• The problem
In your copy, leave out the pictures; write out all the data exactly.

• Source material

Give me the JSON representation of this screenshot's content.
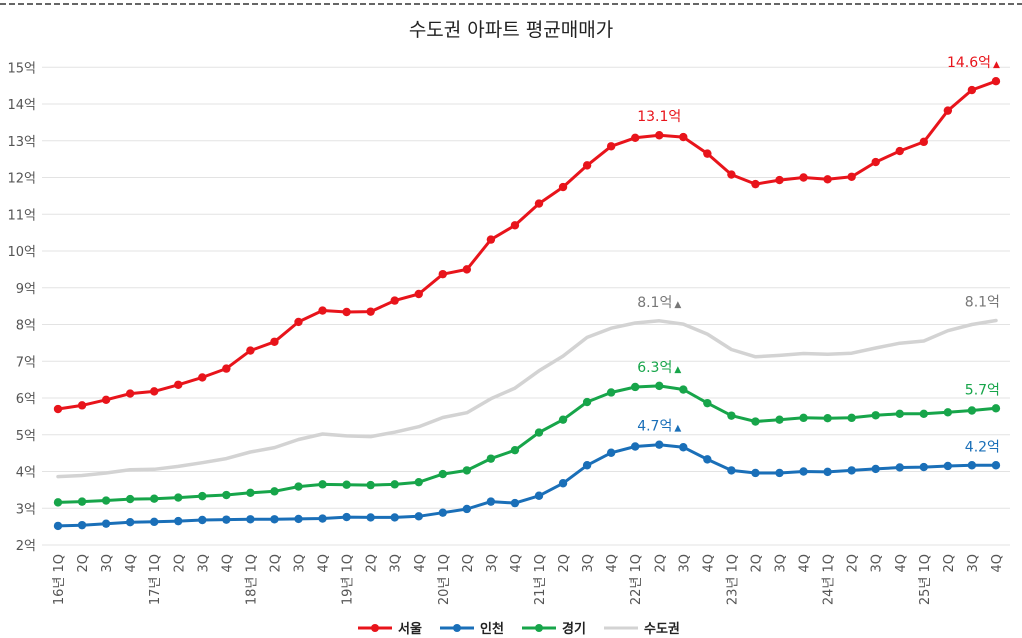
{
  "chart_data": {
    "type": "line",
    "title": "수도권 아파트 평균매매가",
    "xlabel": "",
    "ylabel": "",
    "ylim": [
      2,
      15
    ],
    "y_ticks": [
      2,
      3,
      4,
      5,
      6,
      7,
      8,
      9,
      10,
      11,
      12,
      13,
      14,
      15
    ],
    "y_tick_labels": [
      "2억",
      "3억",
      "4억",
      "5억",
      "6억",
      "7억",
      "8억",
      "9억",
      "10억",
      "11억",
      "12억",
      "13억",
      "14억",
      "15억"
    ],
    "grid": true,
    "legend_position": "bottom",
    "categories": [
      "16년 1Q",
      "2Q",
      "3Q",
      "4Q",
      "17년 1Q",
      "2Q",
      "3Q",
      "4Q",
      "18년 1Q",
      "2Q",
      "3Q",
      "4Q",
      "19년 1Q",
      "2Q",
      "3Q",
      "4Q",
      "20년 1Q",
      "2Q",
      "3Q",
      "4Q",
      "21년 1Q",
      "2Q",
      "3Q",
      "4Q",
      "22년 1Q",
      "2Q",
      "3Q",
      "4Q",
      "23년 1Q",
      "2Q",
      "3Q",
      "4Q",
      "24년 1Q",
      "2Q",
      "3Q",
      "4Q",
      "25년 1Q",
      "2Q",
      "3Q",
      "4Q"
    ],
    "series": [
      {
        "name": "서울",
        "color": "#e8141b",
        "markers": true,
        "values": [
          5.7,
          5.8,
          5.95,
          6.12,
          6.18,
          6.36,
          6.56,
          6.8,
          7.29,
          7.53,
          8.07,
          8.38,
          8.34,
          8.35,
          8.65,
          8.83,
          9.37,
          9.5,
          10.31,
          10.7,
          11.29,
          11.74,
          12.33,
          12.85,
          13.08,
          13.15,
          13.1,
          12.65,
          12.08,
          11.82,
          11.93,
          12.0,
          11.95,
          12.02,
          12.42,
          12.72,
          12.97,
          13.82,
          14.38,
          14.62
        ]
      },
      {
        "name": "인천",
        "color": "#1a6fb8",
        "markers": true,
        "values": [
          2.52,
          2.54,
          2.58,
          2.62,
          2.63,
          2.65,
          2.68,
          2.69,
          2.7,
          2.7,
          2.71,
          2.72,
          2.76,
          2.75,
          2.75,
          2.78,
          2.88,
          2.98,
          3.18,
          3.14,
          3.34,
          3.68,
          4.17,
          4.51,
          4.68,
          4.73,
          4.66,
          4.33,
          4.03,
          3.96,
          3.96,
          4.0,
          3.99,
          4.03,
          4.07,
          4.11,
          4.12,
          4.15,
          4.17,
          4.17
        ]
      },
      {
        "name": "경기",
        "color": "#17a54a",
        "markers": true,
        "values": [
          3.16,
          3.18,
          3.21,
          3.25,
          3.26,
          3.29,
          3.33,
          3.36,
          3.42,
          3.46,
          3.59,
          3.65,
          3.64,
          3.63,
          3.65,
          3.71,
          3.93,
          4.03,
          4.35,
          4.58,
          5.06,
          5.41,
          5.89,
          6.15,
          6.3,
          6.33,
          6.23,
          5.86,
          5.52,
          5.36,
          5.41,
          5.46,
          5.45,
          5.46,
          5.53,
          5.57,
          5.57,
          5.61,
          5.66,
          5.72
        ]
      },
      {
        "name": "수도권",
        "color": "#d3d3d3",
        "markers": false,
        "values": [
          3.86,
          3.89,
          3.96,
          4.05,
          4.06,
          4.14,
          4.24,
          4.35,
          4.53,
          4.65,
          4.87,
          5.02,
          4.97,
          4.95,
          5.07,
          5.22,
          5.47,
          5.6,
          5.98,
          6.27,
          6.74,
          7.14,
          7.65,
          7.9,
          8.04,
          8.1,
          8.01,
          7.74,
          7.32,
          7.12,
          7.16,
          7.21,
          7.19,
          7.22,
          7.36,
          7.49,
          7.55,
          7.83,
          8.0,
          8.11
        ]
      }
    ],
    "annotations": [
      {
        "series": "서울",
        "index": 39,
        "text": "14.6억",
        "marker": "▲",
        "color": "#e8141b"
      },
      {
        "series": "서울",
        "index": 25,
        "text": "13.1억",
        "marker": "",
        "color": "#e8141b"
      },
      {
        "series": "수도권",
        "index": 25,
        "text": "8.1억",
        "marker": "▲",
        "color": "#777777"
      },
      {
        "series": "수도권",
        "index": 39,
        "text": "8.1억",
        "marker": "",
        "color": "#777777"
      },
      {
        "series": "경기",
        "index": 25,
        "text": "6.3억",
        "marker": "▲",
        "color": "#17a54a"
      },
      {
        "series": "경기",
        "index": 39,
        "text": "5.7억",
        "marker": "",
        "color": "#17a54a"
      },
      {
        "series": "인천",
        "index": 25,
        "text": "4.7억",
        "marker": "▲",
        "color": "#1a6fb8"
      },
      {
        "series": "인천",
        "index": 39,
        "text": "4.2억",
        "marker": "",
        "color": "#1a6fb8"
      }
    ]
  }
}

• Exercise answer
Give me the JSON representation of this screenshot's content.
{
  "chart_data": {
    "type": "line",
    "title": "수도권 아파트 평균매매가",
    "xlabel": "",
    "ylabel": "",
    "ylim": [
      2,
      15
    ],
    "y_ticks": [
      2,
      3,
      4,
      5,
      6,
      7,
      8,
      9,
      10,
      11,
      12,
      13,
      14,
      15
    ],
    "y_tick_labels": [
      "2억",
      "3억",
      "4억",
      "5억",
      "6억",
      "7억",
      "8억",
      "9억",
      "10억",
      "11억",
      "12억",
      "13억",
      "14억",
      "15억"
    ],
    "grid": true,
    "legend_position": "bottom",
    "categories": [
      "16년 1Q",
      "2Q",
      "3Q",
      "4Q",
      "17년 1Q",
      "2Q",
      "3Q",
      "4Q",
      "18년 1Q",
      "2Q",
      "3Q",
      "4Q",
      "19년 1Q",
      "2Q",
      "3Q",
      "4Q",
      "20년 1Q",
      "2Q",
      "3Q",
      "4Q",
      "21년 1Q",
      "2Q",
      "3Q",
      "4Q",
      "22년 1Q",
      "2Q",
      "3Q",
      "4Q",
      "23년 1Q",
      "2Q",
      "3Q",
      "4Q",
      "24년 1Q",
      "2Q",
      "3Q",
      "4Q",
      "25년 1Q",
      "2Q",
      "3Q",
      "4Q"
    ],
    "series": [
      {
        "name": "서울",
        "color": "#e8141b",
        "markers": true,
        "values": [
          5.7,
          5.8,
          5.95,
          6.12,
          6.18,
          6.36,
          6.56,
          6.8,
          7.29,
          7.53,
          8.07,
          8.38,
          8.34,
          8.35,
          8.65,
          8.83,
          9.37,
          9.5,
          10.31,
          10.7,
          11.29,
          11.74,
          12.33,
          12.85,
          13.08,
          13.15,
          13.1,
          12.65,
          12.08,
          11.82,
          11.93,
          12.0,
          11.95,
          12.02,
          12.42,
          12.72,
          12.97,
          13.82,
          14.38,
          14.62
        ]
      },
      {
        "name": "인천",
        "color": "#1a6fb8",
        "markers": true,
        "values": [
          2.52,
          2.54,
          2.58,
          2.62,
          2.63,
          2.65,
          2.68,
          2.69,
          2.7,
          2.7,
          2.71,
          2.72,
          2.76,
          2.75,
          2.75,
          2.78,
          2.88,
          2.98,
          3.18,
          3.14,
          3.34,
          3.68,
          4.17,
          4.51,
          4.68,
          4.73,
          4.66,
          4.33,
          4.03,
          3.96,
          3.96,
          4.0,
          3.99,
          4.03,
          4.07,
          4.11,
          4.12,
          4.15,
          4.17,
          4.17
        ]
      },
      {
        "name": "경기",
        "color": "#17a54a",
        "markers": true,
        "values": [
          3.16,
          3.18,
          3.21,
          3.25,
          3.26,
          3.29,
          3.33,
          3.36,
          3.42,
          3.46,
          3.59,
          3.65,
          3.64,
          3.63,
          3.65,
          3.71,
          3.93,
          4.03,
          4.35,
          4.58,
          5.06,
          5.41,
          5.89,
          6.15,
          6.3,
          6.33,
          6.23,
          5.86,
          5.52,
          5.36,
          5.41,
          5.46,
          5.45,
          5.46,
          5.53,
          5.57,
          5.57,
          5.61,
          5.66,
          5.72
        ]
      },
      {
        "name": "수도권",
        "color": "#d3d3d3",
        "markers": false,
        "values": [
          3.86,
          3.89,
          3.96,
          4.05,
          4.06,
          4.14,
          4.24,
          4.35,
          4.53,
          4.65,
          4.87,
          5.02,
          4.97,
          4.95,
          5.07,
          5.22,
          5.47,
          5.6,
          5.98,
          6.27,
          6.74,
          7.14,
          7.65,
          7.9,
          8.04,
          8.1,
          8.01,
          7.74,
          7.32,
          7.12,
          7.16,
          7.21,
          7.19,
          7.22,
          7.36,
          7.49,
          7.55,
          7.83,
          8.0,
          8.11
        ]
      }
    ],
    "annotations": [
      {
        "series": "서울",
        "index": 39,
        "text": "14.6억",
        "marker": "▲",
        "color": "#e8141b"
      },
      {
        "series": "서울",
        "index": 25,
        "text": "13.1억",
        "marker": "",
        "color": "#e8141b"
      },
      {
        "series": "수도권",
        "index": 25,
        "text": "8.1억",
        "marker": "▲",
        "color": "#777777"
      },
      {
        "series": "수도권",
        "index": 39,
        "text": "8.1억",
        "marker": "",
        "color": "#777777"
      },
      {
        "series": "경기",
        "index": 25,
        "text": "6.3억",
        "marker": "▲",
        "color": "#17a54a"
      },
      {
        "series": "경기",
        "index": 39,
        "text": "5.7억",
        "marker": "",
        "color": "#17a54a"
      },
      {
        "series": "인천",
        "index": 25,
        "text": "4.7억",
        "marker": "▲",
        "color": "#1a6fb8"
      },
      {
        "series": "인천",
        "index": 39,
        "text": "4.2억",
        "marker": "",
        "color": "#1a6fb8"
      }
    ]
  }
}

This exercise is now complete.